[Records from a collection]
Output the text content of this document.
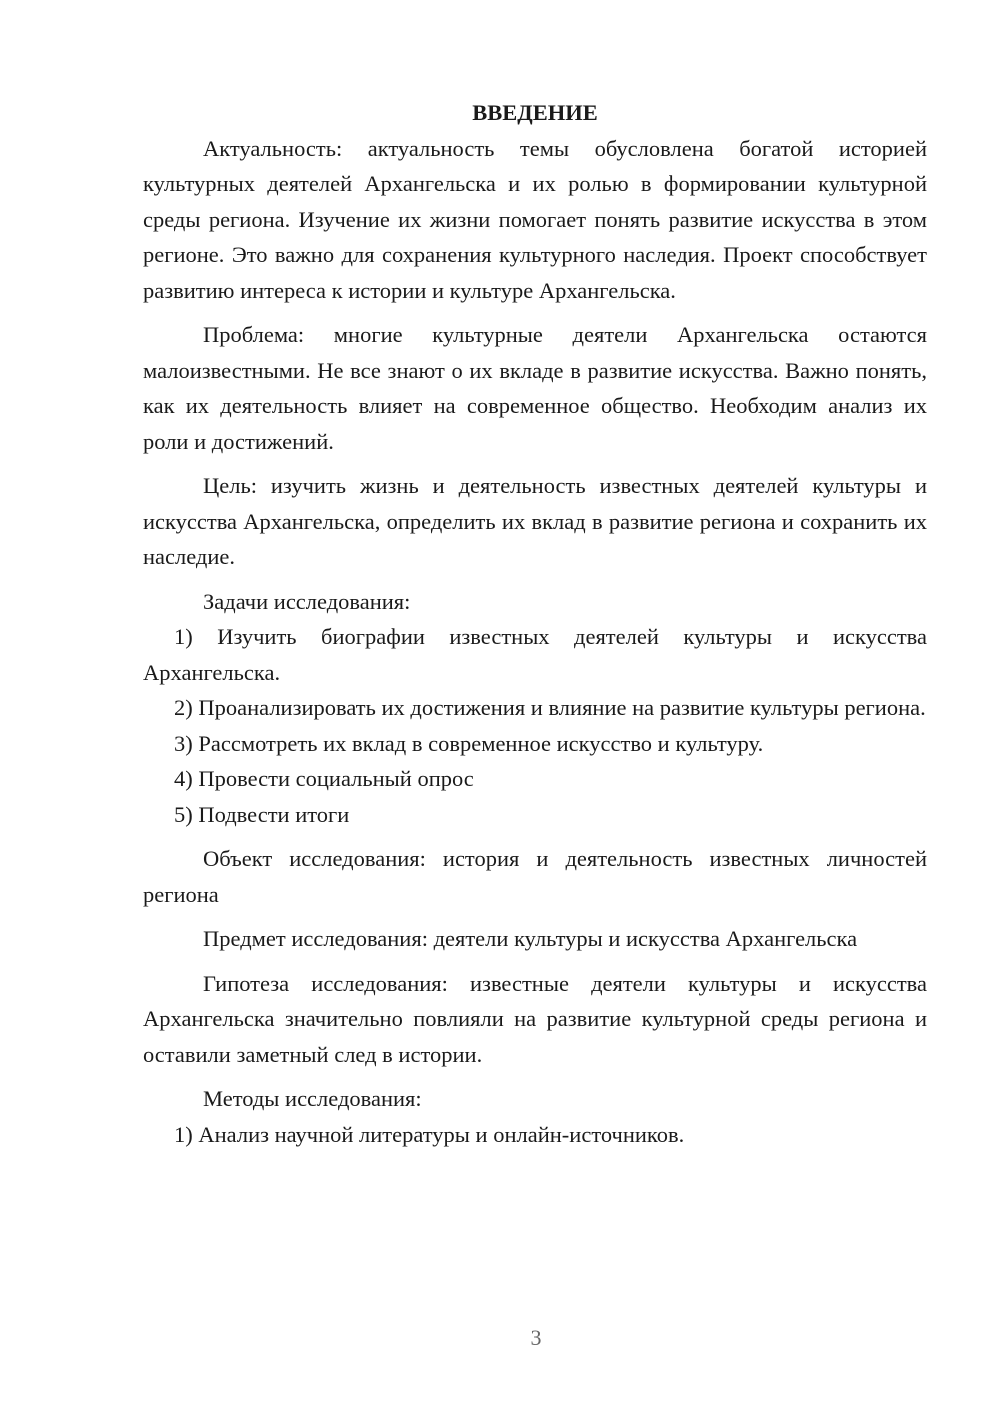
ВВЕДЕНИЕ

Актуальность: актуальность темы обусловлена богатой историей культурных деятелей Архангельска и их ролью в формировании культурной среды региона. Изучение их жизни помогает понять развитие искусства в этом регионе. Это важно для сохранения культурного наследия. Проект способствует развитию интереса к истории и культуре Архангельска.

Проблема: многие культурные деятели Архангельска остаются малоизвестными. Не все знают о их вкладе в развитие искусства. Важно понять, как их деятельность влияет на современное общество. Необходим анализ их роли и достижений.

Цель: изучить жизнь и деятельность известных деятелей культуры и искусства Архангельска, определить их вклад в развитие региона и сохранить их наследие.

Задачи исследования:

1) Изучить биографии известных деятелей культуры и искусства Архангельска.

2) Проанализировать их достижения и влияние на развитие культуры региона.

3) Рассмотреть их вклад в современное искусство и культуру.

4) Провести социальный опрос

5) Подвести итоги

Объект исследования: история и деятельность известных личностей региона

Предмет исследования: деятели культуры и искусства Архангельска

Гипотеза исследования: известные деятели культуры и искусства Архангельска значительно повлияли на развитие культурной среды региона и оставили заметный след в истории.

Методы исследования:

1) Анализ научной литературы и онлайн-источников.

3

Task brief
From the listing above, print every entry precisely and drop the pictures.

Exercise solution
Output the text content of this document.
ВВЕДЕНИЕ

Актуальность: актуальность темы обусловлена богатой историей культурных деятелей Архангельска и их ролью в формировании культурной среды региона. Изучение их жизни помогает понять развитие искусства в этом регионе. Это важно для сохранения культурного наследия. Проект способствует развитию интереса к истории и культуре Архангельска.

Проблема: многие культурные деятели Архангельска остаются малоизвестными. Не все знают о их вкладе в развитие искусства. Важно понять, как их деятельность влияет на современное общество. Необходим анализ их роли и достижений.

Цель: изучить жизнь и деятельность известных деятелей культуры и искусства Архангельска, определить их вклад в развитие региона и сохранить их наследие.

Задачи исследования:

1) Изучить биографии известных деятелей культуры и искусства Архангельска.

2) Проанализировать их достижения и влияние на развитие культуры региона.

3) Рассмотреть их вклад в современное искусство и культуру.

4) Провести социальный опрос

5) Подвести итоги

Объект исследования: история и деятельность известных личностей региона

Предмет исследования: деятели культуры и искусства Архангельска

Гипотеза исследования: известные деятели культуры и искусства Архангельска значительно повлияли на развитие культурной среды региона и оставили заметный след в истории.

Методы исследования:

1) Анализ научной литературы и онлайн-источников.

3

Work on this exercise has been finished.